Skip all pictures, then print the remaining material exactly.

──────── Supplied records ────────

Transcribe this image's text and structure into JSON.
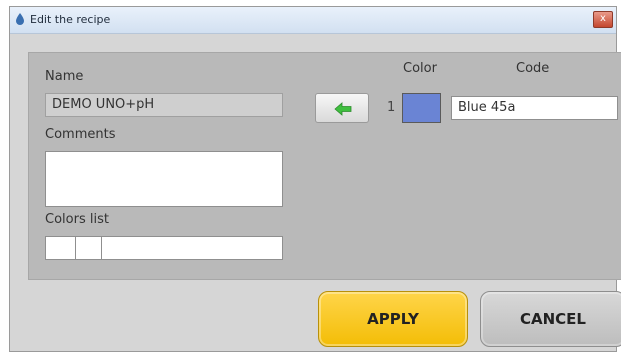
{
  "window": {
    "title": "Edit the recipe",
    "icon": "water-drop-icon",
    "close_glyph": "x"
  },
  "form": {
    "name_label": "Name",
    "name_value": "DEMO UNO+pH",
    "comments_label": "Comments",
    "comments_value": "",
    "colors_list_label": "Colors list"
  },
  "colors_table": {
    "color_header": "Color",
    "code_header": "Code",
    "rows": [
      {
        "index": "1",
        "swatch_color": "#6a84d4",
        "code": "Blue 45a"
      }
    ]
  },
  "actions": {
    "transfer_icon": "green-left-arrow-icon",
    "apply_label": "APPLY",
    "cancel_label": "CANCEL"
  },
  "colors": {
    "apply_button": "#f6c20f",
    "cancel_button": "#c9c9c9",
    "arrow_green": "#3fbf3f",
    "panel": "#b9b9b9"
  }
}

────────

### Written solution
Transcribe this image's text and structure into JSON.
{
  "window": {
    "title": "Edit the recipe",
    "icon": "water-drop-icon",
    "close_glyph": "x"
  },
  "form": {
    "name_label": "Name",
    "name_value": "DEMO UNO+pH",
    "comments_label": "Comments",
    "comments_value": "",
    "colors_list_label": "Colors list"
  },
  "colors_table": {
    "color_header": "Color",
    "code_header": "Code",
    "rows": [
      {
        "index": "1",
        "swatch_color": "#6a84d4",
        "code": "Blue 45a"
      }
    ]
  },
  "actions": {
    "transfer_icon": "green-left-arrow-icon",
    "apply_label": "APPLY",
    "cancel_label": "CANCEL"
  },
  "colors": {
    "apply_button": "#f6c20f",
    "cancel_button": "#c9c9c9",
    "arrow_green": "#3fbf3f",
    "panel": "#b9b9b9"
  }
}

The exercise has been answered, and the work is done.